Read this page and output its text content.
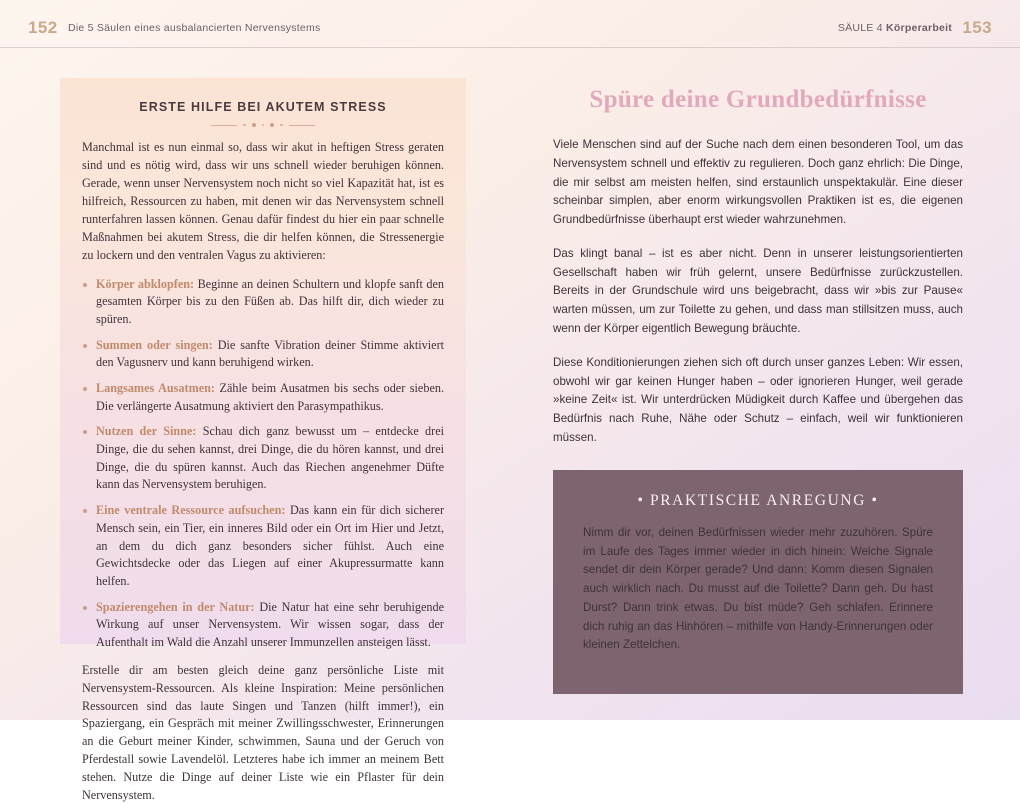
152 Die 5 Säulen eines ausbalancierten Nervensystems	SÄULE 4 Körperarbeit 153
ERSTE HILFE BEI AKUTEM STRESS

Manchmal ist es nun einmal so, dass wir akut in heftigen Stress geraten sind und es nötig wird, dass wir uns schnell wieder beruhigen können. Gerade, wenn unser Nervensystem noch nicht so viel Kapazität hat, ist es hilfreich, Ressourcen zu haben, mit denen wir das Nervensystem schnell runterfahren lassen können. Genau dafür findest du hier ein paar schnelle Maßnahmen bei akutem Stress, die dir helfen können, die Stressenergie zu lockern und den ventralen Vagus zu aktivieren:

Körper abklopfen: Beginne an deinen Schultern und klopfe sanft den gesamten Körper bis zu den Füßen ab. Das hilft dir, dich wieder zu spüren.
Summen oder singen: Die sanfte Vibration deiner Stimme aktiviert den Vagusnerv und kann beruhigend wirken.
Langsames Ausatmen: Zähle beim Ausatmen bis sechs oder sieben. Die verlängerte Ausatmung aktiviert den Parasympathikus.
Nutzen der Sinne: Schau dich ganz bewusst um – entdecke drei Dinge, die du sehen kannst, drei Dinge, die du hören kannst, und drei Dinge, die du spüren kannst. Auch das Riechen angenehmer Düfte kann das Nervensystem beruhigen.
Eine ventrale Ressource aufsuchen: Das kann ein für dich sicherer Mensch sein, ein Tier, ein inneres Bild oder ein Ort im Hier und Jetzt, an dem du dich ganz besonders sicher fühlst. Auch eine Gewichtsdecke oder das Liegen auf einer Akupressurmatte kann helfen.
Spazierengehen in der Natur: Die Natur hat eine sehr beruhigende Wirkung auf unser Nervensystem. Wir wissen sogar, dass der Aufenthalt im Wald die Anzahl unserer Immunzellen ansteigen lässt.

Erstelle dir am besten gleich deine ganz persönliche Liste mit Nervensystem-Ressourcen. Als kleine Inspiration: Meine persönlichen Ressourcen sind das laute Singen und Tanzen (hilft immer!), ein Spaziergang, ein Gespräch mit meiner Zwillingsschwester, Erinnerungen an die Geburt meiner Kinder, schwimmen, Sauna und der Geruch von Pferdestall sowie Lavendelöl. Letzteres habe ich immer an meinem Bett stehen. Nutze die Dinge auf deiner Liste wie ein Pflaster für dein Nervensystem.

Spüre deine Grundbedürfnisse

Viele Menschen sind auf der Suche nach dem einen besonderen Tool, um das Nervensystem schnell und effektiv zu regulieren. Doch ganz ehrlich: Die Dinge, die mir selbst am meisten helfen, sind erstaunlich unspektakulär. Eine dieser scheinbar simplen, aber enorm wirkungsvollen Praktiken ist es, die eigenen Grundbedürfnisse überhaupt erst wieder wahrzunehmen.

Das klingt banal – ist es aber nicht. Denn in unserer leistungsorientierten Gesellschaft haben wir früh gelernt, unsere Bedürfnisse zurückzustellen. Bereits in der Grundschule wird uns beigebracht, dass wir »bis zur Pause« warten müssen, um zur Toilette zu gehen, und dass man stillsitzen muss, auch wenn der Körper eigentlich Bewegung bräuchte.

Diese Konditionierungen ziehen sich oft durch unser ganzes Leben: Wir essen, obwohl wir gar keinen Hunger haben – oder ignorieren Hunger, weil gerade »keine Zeit« ist. Wir unterdrücken Müdigkeit durch Kaffee und übergehen das Bedürfnis nach Ruhe, Nähe oder Schutz – einfach, weil wir funktionieren müssen.

• PRAKTISCHE ANREGUNG •

Nimm dir vor, deinen Bedürfnissen wieder mehr zuzuhören. Spüre im Laufe des Tages immer wieder in dich hinein: Welche Signale sendet dir dein Körper gerade? Und dann: Komm diesen Signalen auch wirklich nach. Du musst auf die Toilette? Dann geh. Du hast Durst? Dann trink etwas. Du bist müde? Geh schlafen. Erinnere dich ruhig an das Hinhören – mithilfe von Handy-Erinnerungen oder kleinen Zettelchen.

Problem to work on: Only the number is wanted: how many lines of the data contain the word "deiner"?

Output of the task: 2